**Extracted information:**
────────
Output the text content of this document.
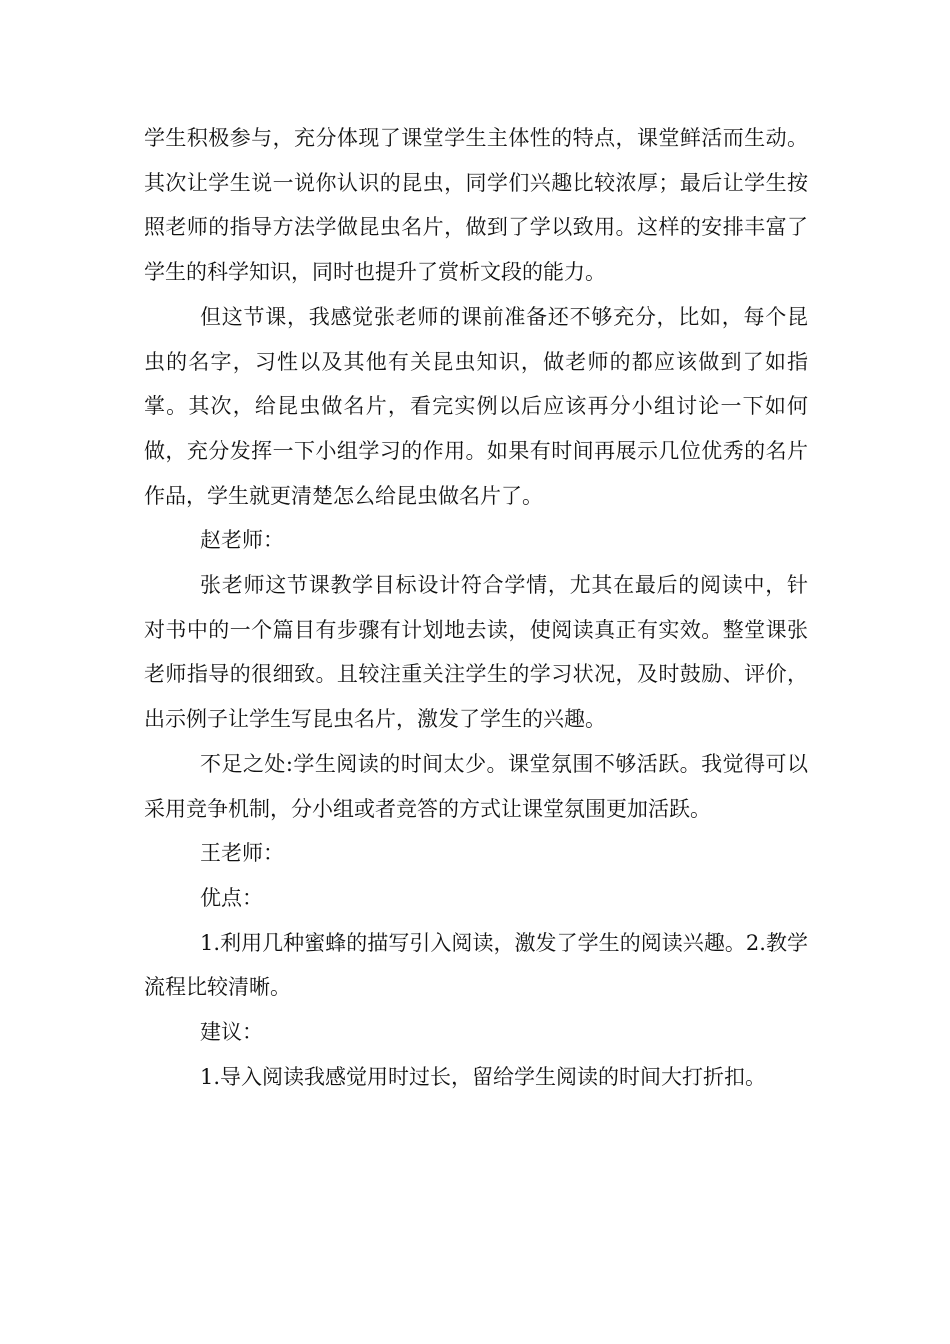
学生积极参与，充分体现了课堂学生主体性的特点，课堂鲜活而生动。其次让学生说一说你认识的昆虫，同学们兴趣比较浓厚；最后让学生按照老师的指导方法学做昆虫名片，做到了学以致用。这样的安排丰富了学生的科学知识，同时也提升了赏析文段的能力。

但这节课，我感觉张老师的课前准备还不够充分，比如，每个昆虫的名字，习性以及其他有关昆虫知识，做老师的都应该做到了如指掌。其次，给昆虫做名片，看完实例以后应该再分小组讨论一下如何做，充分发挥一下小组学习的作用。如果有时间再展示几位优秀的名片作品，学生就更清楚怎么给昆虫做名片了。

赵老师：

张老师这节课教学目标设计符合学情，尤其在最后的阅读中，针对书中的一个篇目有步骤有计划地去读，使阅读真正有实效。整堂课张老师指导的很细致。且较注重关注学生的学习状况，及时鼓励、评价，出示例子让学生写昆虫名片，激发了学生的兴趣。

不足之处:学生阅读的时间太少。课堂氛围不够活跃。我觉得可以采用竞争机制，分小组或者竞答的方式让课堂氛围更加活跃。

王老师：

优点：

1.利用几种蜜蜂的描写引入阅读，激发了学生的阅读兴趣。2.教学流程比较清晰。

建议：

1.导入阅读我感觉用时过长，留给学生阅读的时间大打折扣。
────────
**What is required:**
Output the data above without changes, apart from leaving out the pictures.

**Task solution:**
Output the text content of this document.
学生积极参与，充分体现了课堂学生主体性的特点，课堂鲜活而生动。其次让学生说一说你认识的昆虫，同学们兴趣比较浓厚；最后让学生按照老师的指导方法学做昆虫名片，做到了学以致用。这样的安排丰富了学生的科学知识，同时也提升了赏析文段的能力。

但这节课，我感觉张老师的课前准备还不够充分，比如，每个昆虫的名字，习性以及其他有关昆虫知识，做老师的都应该做到了如指掌。其次，给昆虫做名片，看完实例以后应该再分小组讨论一下如何做，充分发挥一下小组学习的作用。如果有时间再展示几位优秀的名片作品，学生就更清楚怎么给昆虫做名片了。

赵老师：

张老师这节课教学目标设计符合学情，尤其在最后的阅读中，针对书中的一个篇目有步骤有计划地去读，使阅读真正有实效。整堂课张老师指导的很细致。且较注重关注学生的学习状况，及时鼓励、评价，出示例子让学生写昆虫名片，激发了学生的兴趣。

不足之处:学生阅读的时间太少。课堂氛围不够活跃。我觉得可以采用竞争机制，分小组或者竞答的方式让课堂氛围更加活跃。

王老师：

优点：

1.利用几种蜜蜂的描写引入阅读，激发了学生的阅读兴趣。2.教学流程比较清晰。

建议：

1.导入阅读我感觉用时过长，留给学生阅读的时间大打折扣。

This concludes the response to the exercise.